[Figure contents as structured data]
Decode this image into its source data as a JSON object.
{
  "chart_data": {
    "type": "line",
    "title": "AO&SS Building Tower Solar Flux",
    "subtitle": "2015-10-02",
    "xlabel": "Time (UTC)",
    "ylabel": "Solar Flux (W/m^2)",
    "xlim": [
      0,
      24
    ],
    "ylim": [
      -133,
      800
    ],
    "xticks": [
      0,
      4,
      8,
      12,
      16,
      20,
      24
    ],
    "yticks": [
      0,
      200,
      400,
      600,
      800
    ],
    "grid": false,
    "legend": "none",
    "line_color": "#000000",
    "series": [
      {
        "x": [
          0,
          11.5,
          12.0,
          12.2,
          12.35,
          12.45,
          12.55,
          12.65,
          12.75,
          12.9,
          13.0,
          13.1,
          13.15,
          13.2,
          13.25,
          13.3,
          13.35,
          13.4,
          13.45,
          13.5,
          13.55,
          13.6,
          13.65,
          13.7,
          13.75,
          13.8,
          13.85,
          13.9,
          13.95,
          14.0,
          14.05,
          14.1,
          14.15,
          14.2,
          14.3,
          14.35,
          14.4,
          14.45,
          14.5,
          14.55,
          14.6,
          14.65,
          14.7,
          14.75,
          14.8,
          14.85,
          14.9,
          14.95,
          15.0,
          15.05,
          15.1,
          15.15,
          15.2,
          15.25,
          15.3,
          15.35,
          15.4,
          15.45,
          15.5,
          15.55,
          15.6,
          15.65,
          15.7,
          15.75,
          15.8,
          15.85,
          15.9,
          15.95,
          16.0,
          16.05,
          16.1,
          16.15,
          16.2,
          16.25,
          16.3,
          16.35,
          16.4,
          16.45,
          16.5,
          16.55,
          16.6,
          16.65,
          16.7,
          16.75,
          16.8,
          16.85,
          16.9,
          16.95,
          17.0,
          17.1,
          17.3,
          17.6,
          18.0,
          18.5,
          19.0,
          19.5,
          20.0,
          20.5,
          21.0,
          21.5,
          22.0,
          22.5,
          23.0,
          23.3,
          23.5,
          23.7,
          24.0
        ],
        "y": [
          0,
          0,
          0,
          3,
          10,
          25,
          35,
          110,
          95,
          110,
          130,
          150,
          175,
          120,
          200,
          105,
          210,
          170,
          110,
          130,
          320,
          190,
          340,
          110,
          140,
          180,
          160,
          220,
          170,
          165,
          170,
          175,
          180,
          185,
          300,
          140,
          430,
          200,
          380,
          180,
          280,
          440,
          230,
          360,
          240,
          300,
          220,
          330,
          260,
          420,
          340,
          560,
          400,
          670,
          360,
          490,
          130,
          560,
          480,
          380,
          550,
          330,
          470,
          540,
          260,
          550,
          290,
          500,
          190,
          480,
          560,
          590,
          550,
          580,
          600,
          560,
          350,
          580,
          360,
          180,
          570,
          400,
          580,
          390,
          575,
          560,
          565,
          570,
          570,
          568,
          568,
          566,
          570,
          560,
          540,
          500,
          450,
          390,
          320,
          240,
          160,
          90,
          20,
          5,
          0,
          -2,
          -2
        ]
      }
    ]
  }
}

#### STATED PROBLEM
Write out every line of the entries that holds the word "Solar".

#### OUTPUT BELOW
    "title": "AO&SS Building Tower Solar Flux",
    "ylabel": "Solar Flux (W/m^2)",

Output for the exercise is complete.